**指示 1:** 学力テストの文章によると、全国学力テストの参加者は小中学校生合わせて何人でしたか。
**指示 2:** 学力テストの文章の「とりわけ、政府がこの結果を基」から「えていないかと言いたいのだ。」までの部分を、「全国テスト」を「全国一斉テスト」に変えて書き直してください。

**ページ抜粋:**
学力テスト再開の波紋?

43年ぶりに全国学力テストが実施された。参加者は小中学校生合わせて233万人。これには賛否両論が渦巻いているが、結構批判的な意見が多い。

もっとも典型的なのは、これが「格差社会」を有無温床になるのではないかという懸念だ。つまり学力テストによって、個人の学力が客観的に査定される。さらに学校単位、地区単位で学校のレベルが判明する。これによって、成績の悪い生徒がいじめられたり、成績の悪い学校の評判が落ちたりするのではと言うわけだ。

とりわけ、政府がこの結果を基に学校を優遇することを考慮したいなんてことを言ったのも波紋を広げる要因となった。ついでに学校の自由選択制なんてことも言われはじめているわけで、こんなことをやったら、出来る学校と出来ない学校が明確に区分され、落ちこぼれ学校と、優秀学校という環境が出来上がっていく。だから、全国テストはいけないというわけだ。

議論のはき違え?

だがこの議論、合っているような、合っていないようなところがある。つまり、部分的にはき違えていないかと言いたいのだ。

**視覚レイアウトの記録:**
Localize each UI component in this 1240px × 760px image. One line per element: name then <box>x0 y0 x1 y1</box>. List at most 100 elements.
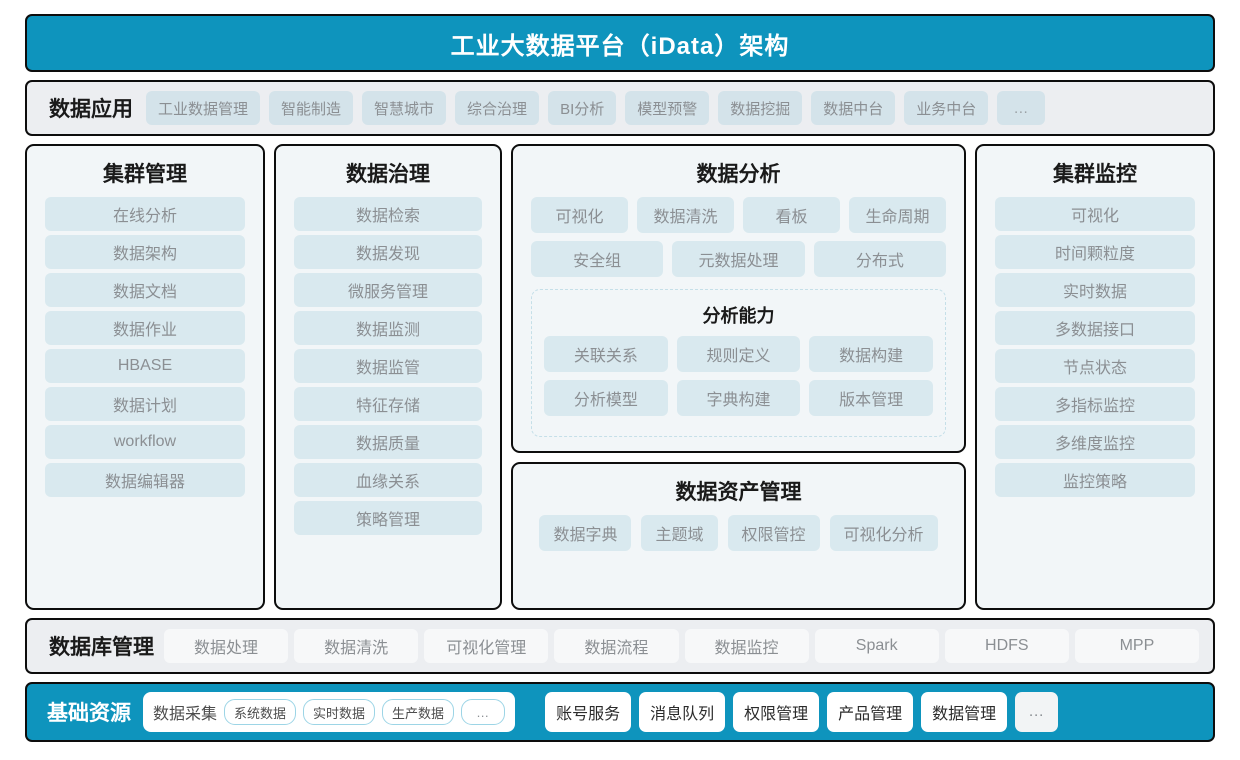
base-resource-more-item[interactable]: … <box>1015 692 1059 732</box>
cluster-monitoring-item[interactable]: 多维度监控 <box>995 425 1195 459</box>
cluster-monitoring-item[interactable]: 节点状态 <box>995 349 1195 383</box>
data-analysis-item[interactable]: 生命周期 <box>849 197 946 233</box>
cluster-monitoring-item[interactable]: 多数据接口 <box>995 311 1195 345</box>
data-analysis-panel: 数据分析 可视化 数据清洗 看板 生命周期 安全组 元数据处理 分布式 分析能力… <box>511 144 966 453</box>
base-resource-row: 基础资源 数据采集 系统数据 实时数据 生产数据 … 账号服务 消息队列 权限管… <box>25 682 1215 742</box>
data-collection-sub-item[interactable]: 生产数据 <box>382 699 455 725</box>
data-governance-item[interactable]: 血缘关系 <box>294 463 482 497</box>
cluster-management-item[interactable]: workflow <box>45 425 245 459</box>
analysis-capability-item[interactable]: 字典构建 <box>676 380 801 416</box>
data-application-item[interactable]: 业务中台 <box>904 91 989 125</box>
data-analysis-item[interactable]: 数据清洗 <box>637 197 734 233</box>
data-governance-item[interactable]: 策略管理 <box>294 501 482 535</box>
cluster-monitoring-item[interactable]: 实时数据 <box>995 273 1195 307</box>
data-governance-panel: 数据治理 数据检索 数据发现 微服务管理 数据监测 数据监管 特征存储 数据质量… <box>274 144 502 610</box>
data-governance-title: 数据治理 <box>346 163 430 186</box>
database-management-item[interactable]: HDFS <box>944 629 1069 663</box>
database-management-row: 数据库管理 数据处理 数据清洗 可视化管理 数据流程 数据监控 Spark HD… <box>25 618 1215 674</box>
cluster-monitoring-item[interactable]: 可视化 <box>995 197 1195 231</box>
data-analysis-item[interactable]: 可视化 <box>531 197 628 233</box>
cluster-management-item[interactable]: 数据编辑器 <box>45 463 245 497</box>
cluster-monitoring-item[interactable]: 监控策略 <box>995 463 1195 497</box>
middle-band: 集群管理 在线分析 数据架构 数据文档 数据作业 HBASE 数据计划 work… <box>25 144 1215 610</box>
data-collection-sub-item[interactable]: 实时数据 <box>303 699 376 725</box>
data-asset-management-item[interactable]: 可视化分析 <box>829 515 938 551</box>
database-management-item[interactable]: MPP <box>1074 629 1199 663</box>
database-management-item[interactable]: 数据处理 <box>164 629 289 663</box>
data-collection-sub-item[interactable]: 系统数据 <box>224 699 297 725</box>
data-asset-management-item[interactable]: 数据字典 <box>539 515 632 551</box>
cluster-monitoring-items: 可视化 时间颗粒度 实时数据 多数据接口 节点状态 多指标监控 多维度监控 监控… <box>977 197 1213 507</box>
base-resource-item[interactable]: 账号服务 <box>545 692 632 732</box>
analysis-capability-item[interactable]: 分析模型 <box>544 380 668 416</box>
database-management-item[interactable]: 数据清洗 <box>294 629 419 663</box>
data-collection-label: 数据采集 <box>153 706 218 723</box>
data-governance-item[interactable]: 数据发现 <box>294 235 482 269</box>
data-analysis-item[interactable]: 安全组 <box>531 241 664 277</box>
page-title-banner: 工业大数据平台（iData）架构 <box>25 14 1215 72</box>
analysis-capability-item[interactable]: 数据构建 <box>809 336 934 372</box>
data-analysis-item[interactable]: 分布式 <box>813 241 946 277</box>
base-resource-item[interactable]: 数据管理 <box>921 692 1008 732</box>
data-application-item[interactable]: 智慧城市 <box>362 91 447 125</box>
data-governance-item[interactable]: 数据监管 <box>294 349 482 383</box>
cluster-monitoring-item[interactable]: 时间颗粒度 <box>995 235 1195 269</box>
data-application-item[interactable]: 综合治理 <box>455 91 540 125</box>
data-application-item[interactable]: 智能制造 <box>269 91 354 125</box>
cluster-monitoring-item[interactable]: 多指标监控 <box>995 387 1195 421</box>
data-governance-items: 数据检索 数据发现 微服务管理 数据监测 数据监管 特征存储 数据质量 血缘关系… <box>276 197 500 545</box>
cluster-management-item[interactable]: 数据文档 <box>45 273 245 307</box>
data-application-item[interactable]: 模型预警 <box>625 91 710 125</box>
base-resource-item[interactable]: 产品管理 <box>827 692 914 732</box>
cluster-management-panel: 集群管理 在线分析 数据架构 数据文档 数据作业 HBASE 数据计划 work… <box>25 144 265 610</box>
cluster-management-title: 集群管理 <box>103 163 187 186</box>
data-asset-management-items: 数据字典 主题域 权限管控 可视化分析 <box>513 515 964 561</box>
cluster-management-items: 在线分析 数据架构 数据文档 数据作业 HBASE 数据计划 workflow … <box>27 197 263 507</box>
data-asset-management-title: 数据资产管理 <box>675 481 802 504</box>
cluster-monitoring-title: 集群监控 <box>1053 163 1137 186</box>
architecture-diagram: 工业大数据平台（iData）架构 数据应用 工业数据管理 智能制造 智慧城市 综… <box>0 0 1240 760</box>
cluster-management-item[interactable]: 在线分析 <box>45 197 245 231</box>
cluster-management-item[interactable]: 数据计划 <box>45 387 245 421</box>
data-asset-management-item[interactable]: 权限管控 <box>727 515 820 551</box>
data-application-item[interactable]: 数据中台 <box>811 91 896 125</box>
data-governance-item[interactable]: 数据监测 <box>294 311 482 345</box>
base-resource-item[interactable]: 权限管理 <box>733 692 820 732</box>
data-analysis-row-1: 可视化 数据清洗 看板 生命周期 <box>513 197 964 241</box>
data-governance-item[interactable]: 数据质量 <box>294 425 482 459</box>
data-collection-group[interactable]: 数据采集 系统数据 实时数据 生产数据 … <box>143 692 516 732</box>
data-analysis-item[interactable]: 元数据处理 <box>672 241 805 277</box>
data-application-item[interactable]: BI分析 <box>548 91 617 125</box>
analysis-capability-item[interactable]: 关联关系 <box>544 336 668 372</box>
data-application-item[interactable]: 数据挖掘 <box>718 91 803 125</box>
page-title: 工业大数据平台（iData）架构 <box>450 32 790 60</box>
analysis-capability-row-1: 关联关系 规则定义 数据构建 <box>544 336 934 380</box>
data-analysis-title: 数据分析 <box>696 163 781 186</box>
analysis-capability-item[interactable]: 规则定义 <box>676 336 801 372</box>
analysis-capability-title: 分析能力 <box>702 306 775 326</box>
base-resource-label: 基础资源 <box>47 702 131 725</box>
data-asset-management-item[interactable]: 主题域 <box>641 515 718 551</box>
center-stack: 数据分析 可视化 数据清洗 看板 生命周期 安全组 元数据处理 分布式 分析能力… <box>511 144 966 610</box>
base-resource-item[interactable]: 消息队列 <box>639 692 726 732</box>
database-management-item[interactable]: 可视化管理 <box>424 629 549 663</box>
cluster-management-item[interactable]: 数据架构 <box>45 235 245 269</box>
data-governance-item[interactable]: 数据检索 <box>294 197 482 231</box>
database-management-label: 数据库管理 <box>49 636 154 659</box>
data-governance-item[interactable]: 微服务管理 <box>294 273 482 307</box>
data-governance-item[interactable]: 特征存储 <box>294 387 482 421</box>
database-management-item[interactable]: 数据流程 <box>554 629 679 663</box>
data-asset-management-panel: 数据资产管理 数据字典 主题域 权限管控 可视化分析 <box>511 462 966 610</box>
data-application-label: 数据应用 <box>49 98 133 121</box>
data-application-item[interactable]: 工业数据管理 <box>146 91 261 125</box>
cluster-monitoring-panel: 集群监控 可视化 时间颗粒度 实时数据 多数据接口 节点状态 多指标监控 多维度… <box>975 144 1215 610</box>
data-analysis-item[interactable]: 看板 <box>743 197 840 233</box>
database-management-item[interactable]: 数据监控 <box>684 629 809 663</box>
data-application-more-item[interactable]: … <box>997 91 1046 125</box>
cluster-management-item[interactable]: HBASE <box>45 349 245 383</box>
analysis-capability-box: 分析能力 关联关系 规则定义 数据构建 分析模型 字典构建 版本管理 <box>531 289 946 437</box>
cluster-management-item[interactable]: 数据作业 <box>45 311 245 345</box>
data-collection-more-item[interactable]: … <box>461 699 506 725</box>
database-management-item[interactable]: Spark <box>814 629 939 663</box>
analysis-capability-item[interactable]: 版本管理 <box>809 380 934 416</box>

**完成した回答 1:** 233万人です。

**完成した回答 2:**
とりわけ、政府がこの結果を基に学校を優遇することを考慮したいなんてことを言ったのも波紋を広げる要因となった。ついでに学校の自由選択制なんてことも言われはじめているわけで、こんなことをやったら、出来る学校と出来ない学校が明確に区分され、落ちこぼれ学校と、優秀学校という環境が出来上がっていく。だから、全国一斉テストはいけないというわけだ。

議論のはき違え?

だがこの議論、合っているような、合っていないようなところがある。つまり、部分的にはき違えていないかと言いたいのだ。